**Figure dataset records**
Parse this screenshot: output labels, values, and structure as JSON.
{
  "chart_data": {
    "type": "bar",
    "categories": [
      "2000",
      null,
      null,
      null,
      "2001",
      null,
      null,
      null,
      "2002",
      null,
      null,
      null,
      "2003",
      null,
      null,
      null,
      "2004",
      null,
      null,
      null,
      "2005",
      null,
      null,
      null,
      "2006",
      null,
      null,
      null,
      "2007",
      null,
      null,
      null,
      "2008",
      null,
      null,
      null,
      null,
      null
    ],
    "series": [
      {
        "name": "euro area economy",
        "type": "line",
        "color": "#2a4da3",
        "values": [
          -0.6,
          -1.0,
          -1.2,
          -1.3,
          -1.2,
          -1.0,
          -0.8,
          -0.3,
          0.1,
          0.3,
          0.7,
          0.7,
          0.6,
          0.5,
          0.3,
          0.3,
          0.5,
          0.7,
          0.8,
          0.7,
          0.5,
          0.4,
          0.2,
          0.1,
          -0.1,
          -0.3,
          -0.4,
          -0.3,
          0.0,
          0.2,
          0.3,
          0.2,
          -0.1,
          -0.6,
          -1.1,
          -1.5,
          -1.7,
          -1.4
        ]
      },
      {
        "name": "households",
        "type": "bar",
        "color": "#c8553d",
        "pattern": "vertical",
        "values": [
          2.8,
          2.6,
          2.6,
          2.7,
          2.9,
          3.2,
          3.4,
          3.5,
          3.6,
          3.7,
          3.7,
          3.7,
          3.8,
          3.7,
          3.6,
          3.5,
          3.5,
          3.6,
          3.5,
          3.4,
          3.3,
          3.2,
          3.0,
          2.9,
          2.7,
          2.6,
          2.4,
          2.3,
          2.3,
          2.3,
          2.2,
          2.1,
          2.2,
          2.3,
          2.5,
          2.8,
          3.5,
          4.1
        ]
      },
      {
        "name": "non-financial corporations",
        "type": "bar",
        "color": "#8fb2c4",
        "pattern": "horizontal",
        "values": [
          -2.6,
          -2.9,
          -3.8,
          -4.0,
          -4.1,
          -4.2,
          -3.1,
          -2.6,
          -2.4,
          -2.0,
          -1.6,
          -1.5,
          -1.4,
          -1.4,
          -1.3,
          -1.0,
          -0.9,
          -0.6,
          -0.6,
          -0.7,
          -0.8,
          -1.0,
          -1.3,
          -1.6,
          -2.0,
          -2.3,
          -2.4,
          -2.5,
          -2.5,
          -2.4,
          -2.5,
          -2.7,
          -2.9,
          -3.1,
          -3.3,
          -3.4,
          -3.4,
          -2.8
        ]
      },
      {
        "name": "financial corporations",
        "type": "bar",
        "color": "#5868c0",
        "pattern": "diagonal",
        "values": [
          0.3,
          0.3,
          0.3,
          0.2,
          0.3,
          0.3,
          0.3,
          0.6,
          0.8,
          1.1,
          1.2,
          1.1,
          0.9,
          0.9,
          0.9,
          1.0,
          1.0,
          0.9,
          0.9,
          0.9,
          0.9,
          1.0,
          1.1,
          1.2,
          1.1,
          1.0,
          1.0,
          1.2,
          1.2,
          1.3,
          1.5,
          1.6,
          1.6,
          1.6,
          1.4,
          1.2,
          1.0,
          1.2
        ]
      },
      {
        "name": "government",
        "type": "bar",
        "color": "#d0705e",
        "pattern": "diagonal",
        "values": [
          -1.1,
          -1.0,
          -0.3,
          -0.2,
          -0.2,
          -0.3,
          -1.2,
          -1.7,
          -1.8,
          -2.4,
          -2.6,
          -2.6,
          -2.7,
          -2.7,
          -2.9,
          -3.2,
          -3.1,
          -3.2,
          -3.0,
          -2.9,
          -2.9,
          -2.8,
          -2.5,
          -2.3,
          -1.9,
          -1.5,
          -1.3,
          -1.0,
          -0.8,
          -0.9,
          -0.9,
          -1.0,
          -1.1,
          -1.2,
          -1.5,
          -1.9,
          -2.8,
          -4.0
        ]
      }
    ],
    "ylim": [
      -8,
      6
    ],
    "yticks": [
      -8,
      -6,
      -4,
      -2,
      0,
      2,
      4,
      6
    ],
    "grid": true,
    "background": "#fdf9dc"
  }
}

**Goal of the exercise**
All of the data needs to be printed once more, exactly.

**Exercise result**
Parse this screenshot: output labels, values, and structure as JSON.
{
  "chart_data": {
    "type": "bar",
    "categories": [
      "2000",
      null,
      null,
      null,
      "2001",
      null,
      null,
      null,
      "2002",
      null,
      null,
      null,
      "2003",
      null,
      null,
      null,
      "2004",
      null,
      null,
      null,
      "2005",
      null,
      null,
      null,
      "2006",
      null,
      null,
      null,
      "2007",
      null,
      null,
      null,
      "2008",
      null,
      null,
      null,
      null,
      null
    ],
    "series": [
      {
        "name": "euro area economy",
        "type": "line",
        "color": "#2a4da3",
        "values": [
          -0.6,
          -1.0,
          -1.2,
          -1.3,
          -1.2,
          -1.0,
          -0.8,
          -0.3,
          0.1,
          0.3,
          0.7,
          0.7,
          0.6,
          0.5,
          0.3,
          0.3,
          0.5,
          0.7,
          0.8,
          0.7,
          0.5,
          0.4,
          0.2,
          0.1,
          -0.1,
          -0.3,
          -0.4,
          -0.3,
          0.0,
          0.2,
          0.3,
          0.2,
          -0.1,
          -0.6,
          -1.1,
          -1.5,
          -1.7,
          -1.4
        ]
      },
      {
        "name": "households",
        "type": "bar",
        "color": "#c8553d",
        "pattern": "vertical",
        "values": [
          2.8,
          2.6,
          2.6,
          2.7,
          2.9,
          3.2,
          3.4,
          3.5,
          3.6,
          3.7,
          3.7,
          3.7,
          3.8,
          3.7,
          3.6,
          3.5,
          3.5,
          3.6,
          3.5,
          3.4,
          3.3,
          3.2,
          3.0,
          2.9,
          2.7,
          2.6,
          2.4,
          2.3,
          2.3,
          2.3,
          2.2,
          2.1,
          2.2,
          2.3,
          2.5,
          2.8,
          3.5,
          4.1
        ]
      },
      {
        "name": "non-financial corporations",
        "type": "bar",
        "color": "#8fb2c4",
        "pattern": "horizontal",
        "values": [
          -2.6,
          -2.9,
          -3.8,
          -4.0,
          -4.1,
          -4.2,
          -3.1,
          -2.6,
          -2.4,
          -2.0,
          -1.6,
          -1.5,
          -1.4,
          -1.4,
          -1.3,
          -1.0,
          -0.9,
          -0.6,
          -0.6,
          -0.7,
          -0.8,
          -1.0,
          -1.3,
          -1.6,
          -2.0,
          -2.3,
          -2.4,
          -2.5,
          -2.5,
          -2.4,
          -2.5,
          -2.7,
          -2.9,
          -3.1,
          -3.3,
          -3.4,
          -3.4,
          -2.8
        ]
      },
      {
        "name": "financial corporations",
        "type": "bar",
        "color": "#5868c0",
        "pattern": "diagonal",
        "values": [
          0.3,
          0.3,
          0.3,
          0.2,
          0.3,
          0.3,
          0.3,
          0.6,
          0.8,
          1.1,
          1.2,
          1.1,
          0.9,
          0.9,
          0.9,
          1.0,
          1.0,
          0.9,
          0.9,
          0.9,
          0.9,
          1.0,
          1.1,
          1.2,
          1.1,
          1.0,
          1.0,
          1.2,
          1.2,
          1.3,
          1.5,
          1.6,
          1.6,
          1.6,
          1.4,
          1.2,
          1.0,
          1.2
        ]
      },
      {
        "name": "government",
        "type": "bar",
        "color": "#d0705e",
        "pattern": "diagonal",
        "values": [
          -1.1,
          -1.0,
          -0.3,
          -0.2,
          -0.2,
          -0.3,
          -1.2,
          -1.7,
          -1.8,
          -2.4,
          -2.6,
          -2.6,
          -2.7,
          -2.7,
          -2.9,
          -3.2,
          -3.1,
          -3.2,
          -3.0,
          -2.9,
          -2.9,
          -2.8,
          -2.5,
          -2.3,
          -1.9,
          -1.5,
          -1.3,
          -1.0,
          -0.8,
          -0.9,
          -0.9,
          -1.0,
          -1.1,
          -1.2,
          -1.5,
          -1.9,
          -2.8,
          -4.0
        ]
      }
    ],
    "ylim": [
      -8,
      6
    ],
    "yticks": [
      -8,
      -6,
      -4,
      -2,
      0,
      2,
      4,
      6
    ],
    "grid": true,
    "background": "#fdf9dc"
  }
}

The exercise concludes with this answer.